Problem requirements: Where a line holds the word "same", copy that line.

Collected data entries
***
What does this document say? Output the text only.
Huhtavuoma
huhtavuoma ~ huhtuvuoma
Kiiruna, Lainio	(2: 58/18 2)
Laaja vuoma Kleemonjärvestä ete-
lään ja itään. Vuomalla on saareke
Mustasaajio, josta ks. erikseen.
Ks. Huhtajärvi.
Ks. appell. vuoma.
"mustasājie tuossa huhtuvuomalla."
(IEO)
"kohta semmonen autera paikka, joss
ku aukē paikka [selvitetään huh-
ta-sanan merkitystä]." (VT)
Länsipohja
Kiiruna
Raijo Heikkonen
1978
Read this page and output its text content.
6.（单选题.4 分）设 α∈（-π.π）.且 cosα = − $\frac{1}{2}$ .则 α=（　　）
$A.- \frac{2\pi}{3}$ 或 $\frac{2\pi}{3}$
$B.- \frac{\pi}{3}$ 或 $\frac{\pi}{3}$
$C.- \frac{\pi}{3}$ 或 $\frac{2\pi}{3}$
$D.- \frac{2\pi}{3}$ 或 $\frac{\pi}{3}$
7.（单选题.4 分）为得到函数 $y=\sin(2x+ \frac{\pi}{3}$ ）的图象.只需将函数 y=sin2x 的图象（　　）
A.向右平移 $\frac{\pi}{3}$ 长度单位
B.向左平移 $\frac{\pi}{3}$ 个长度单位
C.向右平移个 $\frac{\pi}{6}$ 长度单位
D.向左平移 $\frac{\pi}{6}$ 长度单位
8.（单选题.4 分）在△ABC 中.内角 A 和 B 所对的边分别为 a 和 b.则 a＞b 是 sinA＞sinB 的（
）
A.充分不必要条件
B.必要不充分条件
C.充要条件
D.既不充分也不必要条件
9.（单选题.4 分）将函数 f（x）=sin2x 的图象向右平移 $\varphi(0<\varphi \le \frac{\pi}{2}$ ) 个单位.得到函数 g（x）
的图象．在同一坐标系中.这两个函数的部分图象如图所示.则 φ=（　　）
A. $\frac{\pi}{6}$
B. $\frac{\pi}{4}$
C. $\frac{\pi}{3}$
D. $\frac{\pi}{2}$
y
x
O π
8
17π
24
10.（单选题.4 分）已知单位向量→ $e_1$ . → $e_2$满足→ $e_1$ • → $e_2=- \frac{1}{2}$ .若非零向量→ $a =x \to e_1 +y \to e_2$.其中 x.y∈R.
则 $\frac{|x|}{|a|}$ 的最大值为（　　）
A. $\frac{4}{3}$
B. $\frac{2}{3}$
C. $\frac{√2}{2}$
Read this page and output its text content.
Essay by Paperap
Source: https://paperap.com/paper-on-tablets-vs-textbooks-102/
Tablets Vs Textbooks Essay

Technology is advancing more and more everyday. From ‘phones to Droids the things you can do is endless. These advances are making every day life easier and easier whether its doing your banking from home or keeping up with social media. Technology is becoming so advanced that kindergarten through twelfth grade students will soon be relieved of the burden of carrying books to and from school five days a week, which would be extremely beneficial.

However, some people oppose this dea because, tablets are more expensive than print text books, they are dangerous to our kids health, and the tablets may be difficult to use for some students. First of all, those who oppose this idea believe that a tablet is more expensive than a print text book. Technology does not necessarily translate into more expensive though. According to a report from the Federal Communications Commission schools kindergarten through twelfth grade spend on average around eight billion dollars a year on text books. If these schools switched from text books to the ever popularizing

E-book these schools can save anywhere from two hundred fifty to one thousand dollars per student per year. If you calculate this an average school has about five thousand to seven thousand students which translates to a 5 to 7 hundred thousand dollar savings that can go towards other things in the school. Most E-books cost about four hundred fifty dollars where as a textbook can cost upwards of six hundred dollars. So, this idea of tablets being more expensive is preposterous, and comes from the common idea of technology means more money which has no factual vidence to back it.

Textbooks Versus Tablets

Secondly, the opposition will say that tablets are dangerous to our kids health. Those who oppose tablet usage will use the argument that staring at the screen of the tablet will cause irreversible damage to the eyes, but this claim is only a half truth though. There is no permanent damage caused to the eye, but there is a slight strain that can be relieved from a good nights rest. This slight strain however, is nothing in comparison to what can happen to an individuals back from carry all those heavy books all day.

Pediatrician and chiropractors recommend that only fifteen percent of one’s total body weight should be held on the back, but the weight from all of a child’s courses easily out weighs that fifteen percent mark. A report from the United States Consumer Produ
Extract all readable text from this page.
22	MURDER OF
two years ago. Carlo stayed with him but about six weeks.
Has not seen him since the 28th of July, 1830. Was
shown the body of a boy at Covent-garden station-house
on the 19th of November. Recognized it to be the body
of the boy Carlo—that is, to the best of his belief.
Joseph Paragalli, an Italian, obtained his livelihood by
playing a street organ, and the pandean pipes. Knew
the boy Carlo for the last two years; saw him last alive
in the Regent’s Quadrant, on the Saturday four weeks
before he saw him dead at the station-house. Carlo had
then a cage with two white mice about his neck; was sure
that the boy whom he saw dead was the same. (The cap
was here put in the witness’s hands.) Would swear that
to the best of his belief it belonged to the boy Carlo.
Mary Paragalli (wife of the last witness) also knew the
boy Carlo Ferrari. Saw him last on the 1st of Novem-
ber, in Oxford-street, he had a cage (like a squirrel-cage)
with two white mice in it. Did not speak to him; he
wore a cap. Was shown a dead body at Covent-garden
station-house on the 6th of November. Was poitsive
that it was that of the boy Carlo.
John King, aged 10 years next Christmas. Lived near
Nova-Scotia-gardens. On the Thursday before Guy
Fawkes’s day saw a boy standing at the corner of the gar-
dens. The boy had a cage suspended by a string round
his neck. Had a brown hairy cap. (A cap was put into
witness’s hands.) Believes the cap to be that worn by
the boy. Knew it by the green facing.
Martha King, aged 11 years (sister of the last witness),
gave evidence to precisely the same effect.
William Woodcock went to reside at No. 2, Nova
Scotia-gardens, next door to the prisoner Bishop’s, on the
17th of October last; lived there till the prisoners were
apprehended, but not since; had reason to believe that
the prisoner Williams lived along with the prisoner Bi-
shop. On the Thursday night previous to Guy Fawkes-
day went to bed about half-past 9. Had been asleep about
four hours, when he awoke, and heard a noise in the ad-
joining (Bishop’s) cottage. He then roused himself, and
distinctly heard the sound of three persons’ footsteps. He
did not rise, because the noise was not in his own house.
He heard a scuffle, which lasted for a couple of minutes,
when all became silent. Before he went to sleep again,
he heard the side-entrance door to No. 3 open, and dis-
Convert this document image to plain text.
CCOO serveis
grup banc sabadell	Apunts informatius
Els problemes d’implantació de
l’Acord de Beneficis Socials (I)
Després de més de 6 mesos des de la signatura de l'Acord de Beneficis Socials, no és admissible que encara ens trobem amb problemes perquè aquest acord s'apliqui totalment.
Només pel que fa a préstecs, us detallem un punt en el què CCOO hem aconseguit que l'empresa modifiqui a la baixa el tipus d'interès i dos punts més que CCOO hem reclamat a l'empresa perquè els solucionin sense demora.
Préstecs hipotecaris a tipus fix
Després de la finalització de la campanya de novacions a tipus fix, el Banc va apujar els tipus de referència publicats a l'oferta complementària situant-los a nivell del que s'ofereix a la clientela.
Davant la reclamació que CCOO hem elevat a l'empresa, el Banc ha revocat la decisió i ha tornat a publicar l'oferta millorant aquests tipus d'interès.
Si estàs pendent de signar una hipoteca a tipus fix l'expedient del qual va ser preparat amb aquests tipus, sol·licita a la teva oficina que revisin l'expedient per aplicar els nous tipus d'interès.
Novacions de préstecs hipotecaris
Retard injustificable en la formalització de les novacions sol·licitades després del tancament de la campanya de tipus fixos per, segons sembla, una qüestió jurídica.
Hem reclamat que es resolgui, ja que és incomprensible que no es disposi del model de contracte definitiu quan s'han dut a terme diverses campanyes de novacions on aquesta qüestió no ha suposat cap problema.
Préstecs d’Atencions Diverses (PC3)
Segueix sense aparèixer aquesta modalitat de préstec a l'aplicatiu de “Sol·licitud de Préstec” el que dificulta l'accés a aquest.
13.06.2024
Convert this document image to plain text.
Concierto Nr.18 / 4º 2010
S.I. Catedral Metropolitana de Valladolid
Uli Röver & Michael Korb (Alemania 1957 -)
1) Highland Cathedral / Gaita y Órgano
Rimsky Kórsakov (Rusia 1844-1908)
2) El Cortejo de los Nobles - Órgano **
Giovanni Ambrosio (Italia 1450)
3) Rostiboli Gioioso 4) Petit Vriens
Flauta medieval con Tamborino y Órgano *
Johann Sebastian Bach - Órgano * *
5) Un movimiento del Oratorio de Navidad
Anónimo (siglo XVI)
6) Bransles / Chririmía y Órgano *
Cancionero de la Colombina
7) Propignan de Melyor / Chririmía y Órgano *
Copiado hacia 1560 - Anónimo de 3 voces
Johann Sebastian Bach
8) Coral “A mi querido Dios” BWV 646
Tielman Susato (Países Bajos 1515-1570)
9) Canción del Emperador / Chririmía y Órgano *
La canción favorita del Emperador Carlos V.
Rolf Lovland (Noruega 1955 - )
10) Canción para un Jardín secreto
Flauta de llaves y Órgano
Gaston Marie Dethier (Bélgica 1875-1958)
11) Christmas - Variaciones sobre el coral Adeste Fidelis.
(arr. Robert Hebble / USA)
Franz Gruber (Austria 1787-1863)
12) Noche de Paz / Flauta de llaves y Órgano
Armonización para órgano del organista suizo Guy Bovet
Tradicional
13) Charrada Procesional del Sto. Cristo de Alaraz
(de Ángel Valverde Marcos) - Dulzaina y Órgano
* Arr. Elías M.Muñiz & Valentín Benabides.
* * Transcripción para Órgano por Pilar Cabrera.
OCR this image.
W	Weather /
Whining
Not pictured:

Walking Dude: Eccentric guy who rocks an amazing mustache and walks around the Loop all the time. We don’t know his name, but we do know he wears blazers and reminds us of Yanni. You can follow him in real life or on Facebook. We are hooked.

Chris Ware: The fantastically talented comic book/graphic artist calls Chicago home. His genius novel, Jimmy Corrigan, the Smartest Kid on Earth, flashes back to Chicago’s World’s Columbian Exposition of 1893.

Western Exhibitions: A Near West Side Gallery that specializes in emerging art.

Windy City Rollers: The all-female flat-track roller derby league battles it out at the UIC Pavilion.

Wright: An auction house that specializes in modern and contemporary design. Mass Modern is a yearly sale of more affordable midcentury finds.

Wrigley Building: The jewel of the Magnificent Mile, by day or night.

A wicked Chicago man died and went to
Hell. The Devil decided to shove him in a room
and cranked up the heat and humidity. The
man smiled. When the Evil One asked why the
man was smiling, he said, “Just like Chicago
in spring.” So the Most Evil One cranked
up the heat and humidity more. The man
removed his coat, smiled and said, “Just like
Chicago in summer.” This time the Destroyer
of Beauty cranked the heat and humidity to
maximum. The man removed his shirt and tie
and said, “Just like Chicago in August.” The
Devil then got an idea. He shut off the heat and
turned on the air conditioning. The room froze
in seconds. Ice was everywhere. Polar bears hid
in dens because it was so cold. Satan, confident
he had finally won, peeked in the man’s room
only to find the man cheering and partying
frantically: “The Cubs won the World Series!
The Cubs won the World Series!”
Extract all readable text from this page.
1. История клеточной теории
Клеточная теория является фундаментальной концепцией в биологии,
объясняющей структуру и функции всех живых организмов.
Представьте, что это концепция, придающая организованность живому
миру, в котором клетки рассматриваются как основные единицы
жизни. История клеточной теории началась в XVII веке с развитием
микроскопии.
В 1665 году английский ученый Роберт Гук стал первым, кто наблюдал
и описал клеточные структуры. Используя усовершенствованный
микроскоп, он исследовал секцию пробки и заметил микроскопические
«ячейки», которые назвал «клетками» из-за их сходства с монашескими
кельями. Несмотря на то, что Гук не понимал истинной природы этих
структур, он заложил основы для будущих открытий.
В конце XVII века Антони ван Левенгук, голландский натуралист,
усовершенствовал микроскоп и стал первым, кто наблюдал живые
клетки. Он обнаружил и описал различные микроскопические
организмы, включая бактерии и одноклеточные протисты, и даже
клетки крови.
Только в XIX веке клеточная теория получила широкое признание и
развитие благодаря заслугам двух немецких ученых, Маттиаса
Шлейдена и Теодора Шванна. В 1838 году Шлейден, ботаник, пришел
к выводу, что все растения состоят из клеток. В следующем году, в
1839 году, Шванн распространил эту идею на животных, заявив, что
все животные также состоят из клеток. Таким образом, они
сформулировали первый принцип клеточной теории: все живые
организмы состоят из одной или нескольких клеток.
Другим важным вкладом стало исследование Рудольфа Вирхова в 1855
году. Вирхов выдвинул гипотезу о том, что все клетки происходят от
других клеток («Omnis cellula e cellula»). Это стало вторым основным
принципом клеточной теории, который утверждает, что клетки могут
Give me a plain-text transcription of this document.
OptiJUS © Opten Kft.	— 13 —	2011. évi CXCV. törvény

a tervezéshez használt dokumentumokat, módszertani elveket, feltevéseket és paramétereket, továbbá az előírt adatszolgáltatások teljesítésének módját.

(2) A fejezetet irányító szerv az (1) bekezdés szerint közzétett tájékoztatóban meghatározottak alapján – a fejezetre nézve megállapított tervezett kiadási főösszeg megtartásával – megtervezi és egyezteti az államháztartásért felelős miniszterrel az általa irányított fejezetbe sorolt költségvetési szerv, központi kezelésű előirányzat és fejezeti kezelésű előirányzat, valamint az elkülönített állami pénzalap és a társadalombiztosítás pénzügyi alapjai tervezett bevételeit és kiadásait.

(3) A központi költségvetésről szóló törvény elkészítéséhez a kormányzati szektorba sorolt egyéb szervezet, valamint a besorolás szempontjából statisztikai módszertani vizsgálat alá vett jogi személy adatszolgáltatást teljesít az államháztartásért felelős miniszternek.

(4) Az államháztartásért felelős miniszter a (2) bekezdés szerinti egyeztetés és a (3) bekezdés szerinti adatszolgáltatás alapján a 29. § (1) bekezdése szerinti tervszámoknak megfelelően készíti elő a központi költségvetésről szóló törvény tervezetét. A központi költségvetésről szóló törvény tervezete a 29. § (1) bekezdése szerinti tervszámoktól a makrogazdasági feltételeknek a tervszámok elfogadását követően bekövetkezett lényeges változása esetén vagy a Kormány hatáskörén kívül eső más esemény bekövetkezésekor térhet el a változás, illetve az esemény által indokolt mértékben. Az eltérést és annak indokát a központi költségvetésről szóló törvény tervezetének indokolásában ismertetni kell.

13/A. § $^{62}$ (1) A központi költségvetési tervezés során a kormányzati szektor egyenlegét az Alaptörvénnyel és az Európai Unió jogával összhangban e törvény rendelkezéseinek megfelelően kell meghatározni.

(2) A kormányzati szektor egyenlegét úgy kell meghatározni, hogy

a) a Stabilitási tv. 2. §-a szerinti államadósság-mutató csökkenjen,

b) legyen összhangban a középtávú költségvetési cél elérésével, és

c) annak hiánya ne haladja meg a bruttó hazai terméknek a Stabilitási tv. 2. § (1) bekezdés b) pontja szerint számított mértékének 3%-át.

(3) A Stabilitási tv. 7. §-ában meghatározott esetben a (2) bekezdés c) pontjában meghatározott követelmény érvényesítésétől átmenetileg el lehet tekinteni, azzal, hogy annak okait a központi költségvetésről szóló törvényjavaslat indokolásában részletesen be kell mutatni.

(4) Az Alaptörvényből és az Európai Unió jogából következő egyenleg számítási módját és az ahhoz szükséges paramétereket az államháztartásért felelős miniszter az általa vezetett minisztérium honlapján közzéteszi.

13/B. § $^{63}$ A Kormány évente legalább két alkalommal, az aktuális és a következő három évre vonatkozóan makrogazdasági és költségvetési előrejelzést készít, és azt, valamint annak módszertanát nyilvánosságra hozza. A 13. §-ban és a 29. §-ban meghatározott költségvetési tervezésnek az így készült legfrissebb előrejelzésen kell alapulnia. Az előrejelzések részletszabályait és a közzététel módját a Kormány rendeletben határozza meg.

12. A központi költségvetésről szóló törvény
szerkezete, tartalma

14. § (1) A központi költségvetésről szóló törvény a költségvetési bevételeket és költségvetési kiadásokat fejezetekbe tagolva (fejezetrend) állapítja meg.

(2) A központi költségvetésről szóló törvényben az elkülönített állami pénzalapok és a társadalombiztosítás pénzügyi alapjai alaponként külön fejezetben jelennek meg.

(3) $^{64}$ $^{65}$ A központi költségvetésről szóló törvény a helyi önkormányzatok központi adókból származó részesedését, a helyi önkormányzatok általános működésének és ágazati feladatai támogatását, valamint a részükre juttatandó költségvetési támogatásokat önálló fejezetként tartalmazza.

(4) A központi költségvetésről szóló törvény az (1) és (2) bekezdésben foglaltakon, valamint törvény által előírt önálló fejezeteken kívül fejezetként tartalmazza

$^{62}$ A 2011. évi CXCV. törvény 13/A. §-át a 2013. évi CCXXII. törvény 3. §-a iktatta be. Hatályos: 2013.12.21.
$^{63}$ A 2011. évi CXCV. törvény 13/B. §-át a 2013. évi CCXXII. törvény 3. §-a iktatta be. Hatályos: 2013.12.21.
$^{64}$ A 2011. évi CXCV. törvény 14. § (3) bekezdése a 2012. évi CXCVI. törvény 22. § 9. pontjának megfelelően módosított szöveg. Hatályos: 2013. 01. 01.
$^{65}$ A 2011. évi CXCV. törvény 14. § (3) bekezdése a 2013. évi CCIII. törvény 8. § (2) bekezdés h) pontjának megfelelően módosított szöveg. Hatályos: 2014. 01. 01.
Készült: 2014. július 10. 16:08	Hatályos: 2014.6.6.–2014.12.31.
***
Exercise output:
that the boy whom he saw dead was the same. (The cap
gave evidence to precisely the same effect.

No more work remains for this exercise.